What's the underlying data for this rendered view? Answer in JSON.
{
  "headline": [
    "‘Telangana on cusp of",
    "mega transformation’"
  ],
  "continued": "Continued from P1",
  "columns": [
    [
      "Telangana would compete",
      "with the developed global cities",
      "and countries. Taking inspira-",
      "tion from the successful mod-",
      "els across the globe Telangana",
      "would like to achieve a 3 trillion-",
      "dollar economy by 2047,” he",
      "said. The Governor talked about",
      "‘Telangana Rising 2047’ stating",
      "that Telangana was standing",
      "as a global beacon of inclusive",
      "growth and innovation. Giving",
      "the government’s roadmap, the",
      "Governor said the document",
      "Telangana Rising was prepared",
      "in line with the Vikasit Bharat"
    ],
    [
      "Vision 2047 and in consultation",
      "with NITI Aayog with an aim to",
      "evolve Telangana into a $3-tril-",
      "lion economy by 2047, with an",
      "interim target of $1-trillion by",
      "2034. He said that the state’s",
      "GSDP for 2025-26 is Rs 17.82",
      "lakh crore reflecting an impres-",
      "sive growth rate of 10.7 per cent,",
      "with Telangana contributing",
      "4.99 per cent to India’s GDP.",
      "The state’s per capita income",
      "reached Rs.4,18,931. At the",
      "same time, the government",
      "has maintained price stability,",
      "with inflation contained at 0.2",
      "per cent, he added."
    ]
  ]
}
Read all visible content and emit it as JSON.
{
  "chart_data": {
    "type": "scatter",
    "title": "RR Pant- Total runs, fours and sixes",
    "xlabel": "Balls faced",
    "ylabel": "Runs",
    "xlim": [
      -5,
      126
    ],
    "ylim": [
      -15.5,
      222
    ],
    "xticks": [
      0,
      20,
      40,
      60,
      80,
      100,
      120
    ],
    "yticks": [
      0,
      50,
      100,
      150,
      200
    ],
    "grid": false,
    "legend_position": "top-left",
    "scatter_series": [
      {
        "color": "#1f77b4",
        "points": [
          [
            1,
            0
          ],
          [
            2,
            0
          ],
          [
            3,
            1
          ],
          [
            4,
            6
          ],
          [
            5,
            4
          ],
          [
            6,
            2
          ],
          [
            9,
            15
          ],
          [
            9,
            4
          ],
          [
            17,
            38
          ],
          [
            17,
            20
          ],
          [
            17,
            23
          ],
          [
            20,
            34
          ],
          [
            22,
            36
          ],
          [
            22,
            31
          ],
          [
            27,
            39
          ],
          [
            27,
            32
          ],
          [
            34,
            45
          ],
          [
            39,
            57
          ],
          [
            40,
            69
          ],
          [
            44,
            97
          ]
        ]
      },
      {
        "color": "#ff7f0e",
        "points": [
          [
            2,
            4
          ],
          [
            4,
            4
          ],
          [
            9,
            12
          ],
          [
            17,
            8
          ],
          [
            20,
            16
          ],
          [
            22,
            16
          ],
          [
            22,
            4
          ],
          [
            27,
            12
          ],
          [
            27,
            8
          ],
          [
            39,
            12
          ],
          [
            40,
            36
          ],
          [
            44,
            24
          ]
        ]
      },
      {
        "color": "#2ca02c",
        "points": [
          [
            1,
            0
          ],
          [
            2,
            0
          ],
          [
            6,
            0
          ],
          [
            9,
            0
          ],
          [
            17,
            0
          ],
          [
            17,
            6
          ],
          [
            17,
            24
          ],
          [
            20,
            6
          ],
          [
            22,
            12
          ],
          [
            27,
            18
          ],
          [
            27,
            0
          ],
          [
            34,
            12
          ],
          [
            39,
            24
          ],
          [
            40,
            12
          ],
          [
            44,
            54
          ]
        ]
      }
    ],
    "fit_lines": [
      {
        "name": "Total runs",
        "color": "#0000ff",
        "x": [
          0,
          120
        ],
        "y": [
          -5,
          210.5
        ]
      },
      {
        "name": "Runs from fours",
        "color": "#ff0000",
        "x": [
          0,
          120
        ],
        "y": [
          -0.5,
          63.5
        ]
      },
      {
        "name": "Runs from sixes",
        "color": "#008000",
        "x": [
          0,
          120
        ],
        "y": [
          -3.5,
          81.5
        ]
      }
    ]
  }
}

==============================

Where a line in the entries holds "Rising", copy that line.

The solution —
      "‘Telangana Rising 2047’ stating",
      "Telangana Rising was prepared",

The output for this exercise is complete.